▶ [What the task asks]
Skip the pictures. Transcribe the rest of the data below without changing a word.

· · ·

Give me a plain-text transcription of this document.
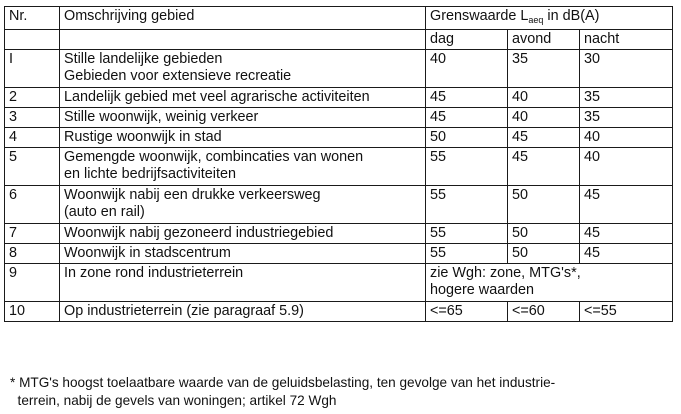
Nr.	Omschrijving gebied	Grenswaarde $L_{aeq}$ in dB(A)		
		dag	avond	nacht
I	Stille landelijke gebieden
Gebieden voor extensieve recreatie	40	35	30
2	Landelijk gebied met veel agrarische activiteiten	45	40	35
3	Stille woonwijk, weinig verkeer	45	40	35
4	Rustige woonwijk in stad	50	45	40
5	Gemengde woonwijk, combincaties van wonen
en lichte bedrijfsactiviteiten	55	45	40
6	Woonwijk nabij een drukke verkeersweg
(auto en rail)	55	50	45
7	Woonwijk nabij gezoneerd industriegebied	55	50	45
8	Woonwijk in stadscentrum	55	50	45
9	In zone rond industrieterrein	zie Wgh: zone, MTG's*,
hogere waarden		

10	Op industrieterrein (zie paragraaf 5.9)	<=65	<=60	<=55
* MTG's hoogst toelaatbare waarde van de geluidsbelasting, ten gevolge van het industrie-
terrein, nabij de gevels van woningen; artikel 72 Wgh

· · ·

▶ [Reply]
Give me a plain-text transcription of this document.
Nr.	Omschrijving gebied	Grenswaarde $L_{aeq}$ in dB(A)		
		dag	avond	nacht
I	Stille landelijke gebieden
Gebieden voor extensieve recreatie	40	35	30
2	Landelijk gebied met veel agrarische activiteiten	45	40	35
3	Stille woonwijk, weinig verkeer	45	40	35
4	Rustige woonwijk in stad	50	45	40
5	Gemengde woonwijk, combincaties van wonen
en lichte bedrijfsactiviteiten	55	45	40
6	Woonwijk nabij een drukke verkeersweg
(auto en rail)	55	50	45
7	Woonwijk nabij gezoneerd industriegebied	55	50	45
8	Woonwijk in stadscentrum	55	50	45
9	In zone rond industrieterrein	zie Wgh: zone, MTG's*,
hogere waarden		

10	Op industrieterrein (zie paragraaf 5.9)	<=65	<=60	<=55
* MTG's hoogst toelaatbare waarde van de geluidsbelasting, ten gevolge van het industrie-
terrein, nabij de gevels van woningen; artikel 72 Wgh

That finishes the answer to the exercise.